Exercise details:
Scan the lines below for the string "user" and copy every one that has it.

-- Start of Provided material --

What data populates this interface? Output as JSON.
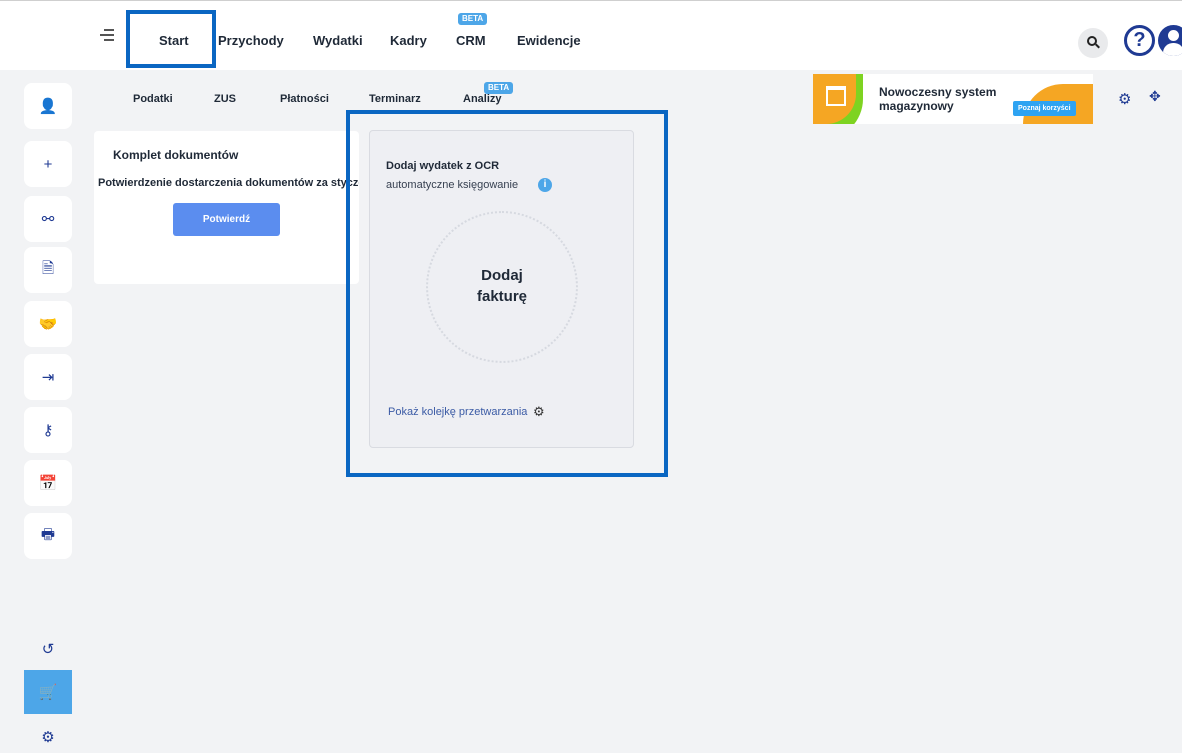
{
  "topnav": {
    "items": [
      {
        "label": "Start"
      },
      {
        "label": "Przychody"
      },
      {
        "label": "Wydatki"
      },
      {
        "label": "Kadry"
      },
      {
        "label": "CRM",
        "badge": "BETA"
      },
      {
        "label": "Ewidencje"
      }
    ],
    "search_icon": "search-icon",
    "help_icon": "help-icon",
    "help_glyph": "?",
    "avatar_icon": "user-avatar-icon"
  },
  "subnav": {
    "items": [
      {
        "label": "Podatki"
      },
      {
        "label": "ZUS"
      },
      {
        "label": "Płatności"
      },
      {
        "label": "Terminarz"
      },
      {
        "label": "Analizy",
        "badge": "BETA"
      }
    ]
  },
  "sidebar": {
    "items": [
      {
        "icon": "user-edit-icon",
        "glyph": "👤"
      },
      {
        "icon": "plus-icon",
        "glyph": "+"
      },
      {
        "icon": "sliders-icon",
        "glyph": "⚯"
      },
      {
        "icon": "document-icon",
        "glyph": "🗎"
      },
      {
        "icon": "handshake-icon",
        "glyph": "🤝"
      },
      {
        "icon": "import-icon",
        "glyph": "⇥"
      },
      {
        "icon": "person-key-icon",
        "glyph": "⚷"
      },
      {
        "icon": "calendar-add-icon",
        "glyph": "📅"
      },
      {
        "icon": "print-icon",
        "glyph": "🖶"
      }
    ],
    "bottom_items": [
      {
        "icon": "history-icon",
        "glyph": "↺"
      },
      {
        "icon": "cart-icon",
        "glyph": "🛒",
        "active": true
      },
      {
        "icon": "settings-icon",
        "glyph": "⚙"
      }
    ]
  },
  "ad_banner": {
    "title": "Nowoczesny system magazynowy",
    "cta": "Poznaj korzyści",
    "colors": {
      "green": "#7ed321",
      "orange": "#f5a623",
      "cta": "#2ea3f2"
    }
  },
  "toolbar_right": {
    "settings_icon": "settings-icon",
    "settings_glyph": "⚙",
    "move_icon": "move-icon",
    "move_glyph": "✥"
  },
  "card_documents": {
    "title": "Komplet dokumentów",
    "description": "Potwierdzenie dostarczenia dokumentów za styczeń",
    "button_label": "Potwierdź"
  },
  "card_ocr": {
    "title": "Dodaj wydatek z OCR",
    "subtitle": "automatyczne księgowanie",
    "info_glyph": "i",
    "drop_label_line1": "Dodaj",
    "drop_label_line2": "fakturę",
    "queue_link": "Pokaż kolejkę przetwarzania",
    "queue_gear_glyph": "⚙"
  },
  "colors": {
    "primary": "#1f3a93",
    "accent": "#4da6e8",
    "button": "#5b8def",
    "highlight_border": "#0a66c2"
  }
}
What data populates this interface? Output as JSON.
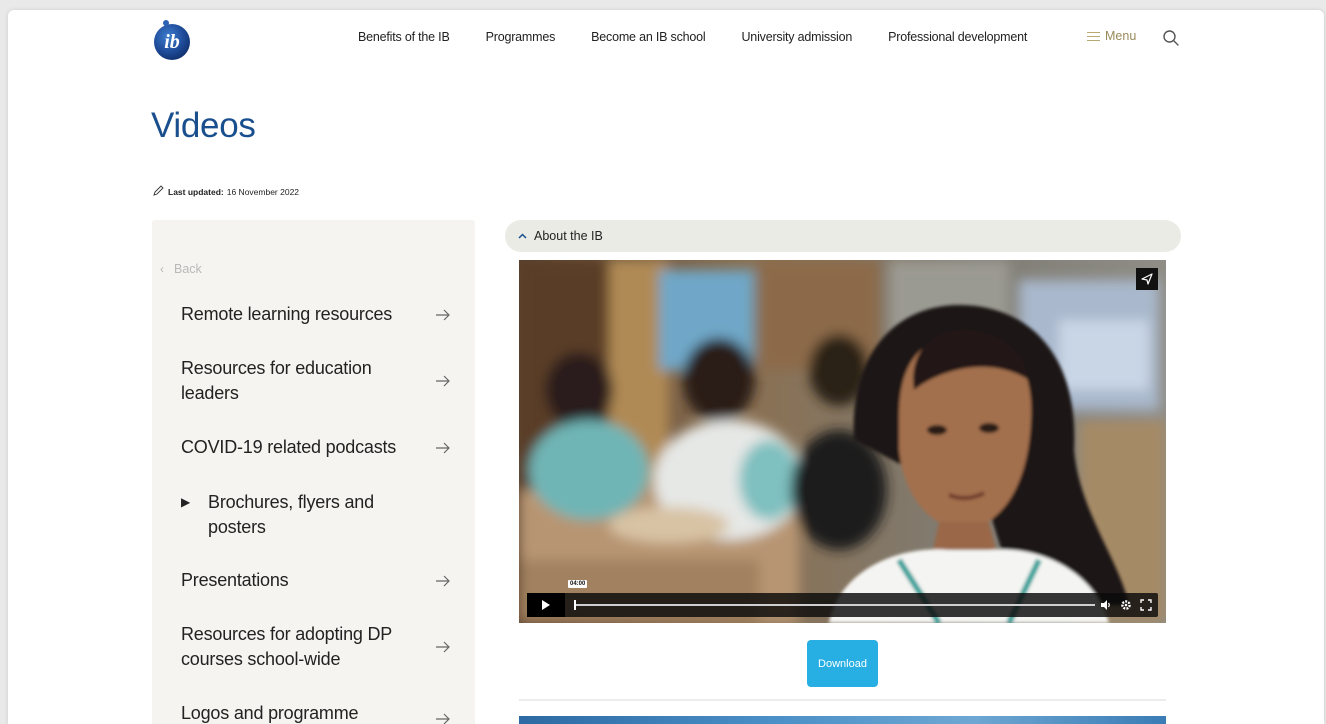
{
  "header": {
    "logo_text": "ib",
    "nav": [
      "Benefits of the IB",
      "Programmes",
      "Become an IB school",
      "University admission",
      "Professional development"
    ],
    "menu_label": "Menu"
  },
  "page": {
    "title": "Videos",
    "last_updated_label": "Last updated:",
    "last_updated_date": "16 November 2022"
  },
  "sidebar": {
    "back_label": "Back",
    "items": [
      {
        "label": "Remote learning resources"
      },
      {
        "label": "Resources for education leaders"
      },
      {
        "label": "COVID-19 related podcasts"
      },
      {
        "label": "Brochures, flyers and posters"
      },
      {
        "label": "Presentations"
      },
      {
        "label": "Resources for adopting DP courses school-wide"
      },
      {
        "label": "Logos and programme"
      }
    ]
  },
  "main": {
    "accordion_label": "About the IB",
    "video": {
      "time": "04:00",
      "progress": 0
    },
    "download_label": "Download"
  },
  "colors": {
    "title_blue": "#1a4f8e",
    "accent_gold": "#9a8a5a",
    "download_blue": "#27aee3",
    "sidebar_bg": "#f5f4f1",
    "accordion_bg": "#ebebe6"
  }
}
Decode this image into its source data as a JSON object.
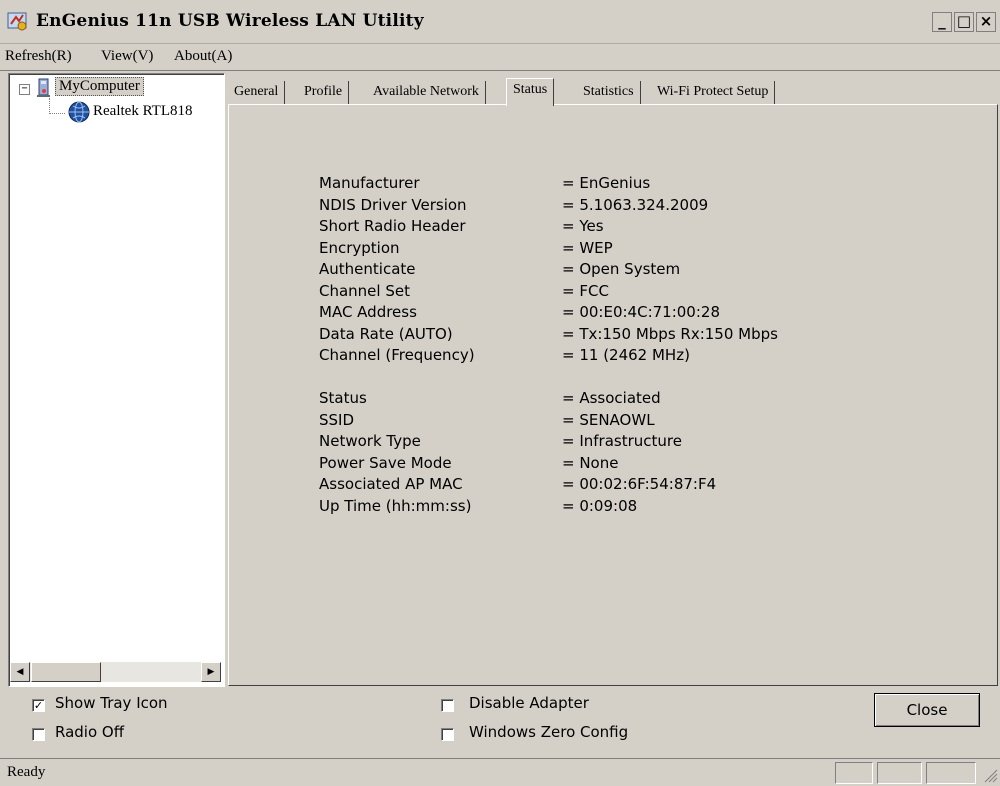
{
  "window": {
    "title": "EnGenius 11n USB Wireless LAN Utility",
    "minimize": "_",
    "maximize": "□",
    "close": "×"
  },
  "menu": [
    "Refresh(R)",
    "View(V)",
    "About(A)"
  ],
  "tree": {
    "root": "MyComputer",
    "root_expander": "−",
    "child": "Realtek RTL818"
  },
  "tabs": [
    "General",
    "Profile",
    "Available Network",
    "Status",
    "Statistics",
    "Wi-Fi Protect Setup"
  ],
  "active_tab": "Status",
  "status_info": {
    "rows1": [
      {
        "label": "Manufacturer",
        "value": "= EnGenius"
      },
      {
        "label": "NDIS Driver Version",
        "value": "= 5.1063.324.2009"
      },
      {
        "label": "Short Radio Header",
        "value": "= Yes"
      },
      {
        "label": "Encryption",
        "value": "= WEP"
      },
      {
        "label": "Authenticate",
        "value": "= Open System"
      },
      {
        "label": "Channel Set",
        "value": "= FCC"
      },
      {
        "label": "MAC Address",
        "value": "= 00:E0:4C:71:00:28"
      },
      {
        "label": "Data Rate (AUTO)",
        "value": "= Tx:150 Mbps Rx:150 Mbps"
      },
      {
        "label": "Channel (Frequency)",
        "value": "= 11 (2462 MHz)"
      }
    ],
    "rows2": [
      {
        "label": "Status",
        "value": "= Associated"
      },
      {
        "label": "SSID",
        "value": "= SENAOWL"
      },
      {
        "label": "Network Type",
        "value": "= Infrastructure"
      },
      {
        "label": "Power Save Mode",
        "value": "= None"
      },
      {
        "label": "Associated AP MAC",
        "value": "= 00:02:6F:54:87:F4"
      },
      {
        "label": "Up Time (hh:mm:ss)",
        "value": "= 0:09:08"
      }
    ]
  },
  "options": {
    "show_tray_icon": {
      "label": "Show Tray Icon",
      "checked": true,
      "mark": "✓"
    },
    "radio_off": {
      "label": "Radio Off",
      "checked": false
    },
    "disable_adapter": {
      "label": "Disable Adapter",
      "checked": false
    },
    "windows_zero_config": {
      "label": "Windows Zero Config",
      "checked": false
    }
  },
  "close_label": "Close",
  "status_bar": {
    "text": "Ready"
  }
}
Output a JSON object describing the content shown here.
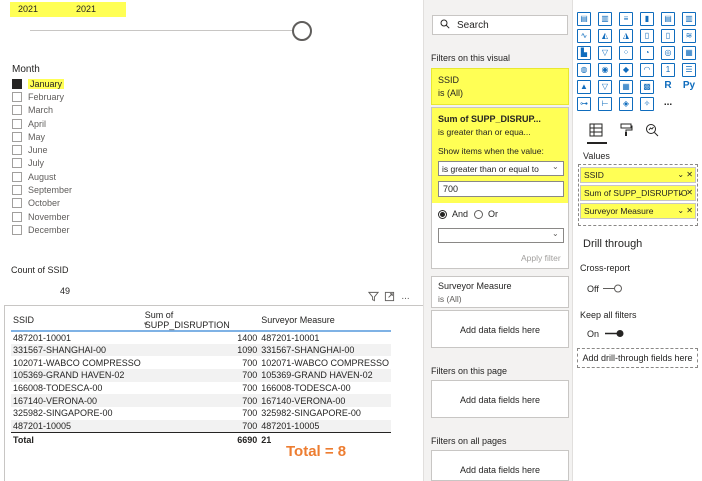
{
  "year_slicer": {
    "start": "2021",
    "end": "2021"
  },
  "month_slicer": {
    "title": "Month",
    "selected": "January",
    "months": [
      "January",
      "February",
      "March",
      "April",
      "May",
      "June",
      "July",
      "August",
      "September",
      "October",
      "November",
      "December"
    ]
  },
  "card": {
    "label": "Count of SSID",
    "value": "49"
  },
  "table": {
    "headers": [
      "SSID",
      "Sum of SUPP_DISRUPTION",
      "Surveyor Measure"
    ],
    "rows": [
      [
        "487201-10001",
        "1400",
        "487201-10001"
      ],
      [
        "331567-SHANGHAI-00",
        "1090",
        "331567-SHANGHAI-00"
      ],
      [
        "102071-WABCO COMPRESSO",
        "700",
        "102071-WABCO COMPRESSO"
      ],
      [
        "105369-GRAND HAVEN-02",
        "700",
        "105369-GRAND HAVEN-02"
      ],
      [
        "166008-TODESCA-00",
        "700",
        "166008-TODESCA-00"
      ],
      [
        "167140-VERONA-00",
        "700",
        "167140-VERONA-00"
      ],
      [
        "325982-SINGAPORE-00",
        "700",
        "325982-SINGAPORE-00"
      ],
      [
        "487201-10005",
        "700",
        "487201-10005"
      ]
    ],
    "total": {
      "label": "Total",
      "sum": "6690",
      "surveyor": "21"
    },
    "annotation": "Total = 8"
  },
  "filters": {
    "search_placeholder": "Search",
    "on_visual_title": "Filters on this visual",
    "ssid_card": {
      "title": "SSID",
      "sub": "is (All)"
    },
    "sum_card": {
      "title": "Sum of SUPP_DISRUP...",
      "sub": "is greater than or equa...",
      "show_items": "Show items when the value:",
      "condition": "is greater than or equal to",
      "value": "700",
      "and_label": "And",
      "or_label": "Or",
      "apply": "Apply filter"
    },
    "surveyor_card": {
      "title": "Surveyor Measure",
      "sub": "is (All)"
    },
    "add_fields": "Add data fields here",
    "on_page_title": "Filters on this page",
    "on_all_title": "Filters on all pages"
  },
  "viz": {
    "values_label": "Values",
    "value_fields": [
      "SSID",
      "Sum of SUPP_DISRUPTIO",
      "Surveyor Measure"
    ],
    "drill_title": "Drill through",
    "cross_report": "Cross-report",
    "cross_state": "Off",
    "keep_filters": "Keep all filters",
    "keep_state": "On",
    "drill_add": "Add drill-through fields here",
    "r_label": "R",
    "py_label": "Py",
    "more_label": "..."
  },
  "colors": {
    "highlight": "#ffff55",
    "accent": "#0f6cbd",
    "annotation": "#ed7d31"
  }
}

-- End of Provided material --

Solved exercise:
    "avatar_icon": "user-avatar-icon"
        "icon": "user-edit-icon",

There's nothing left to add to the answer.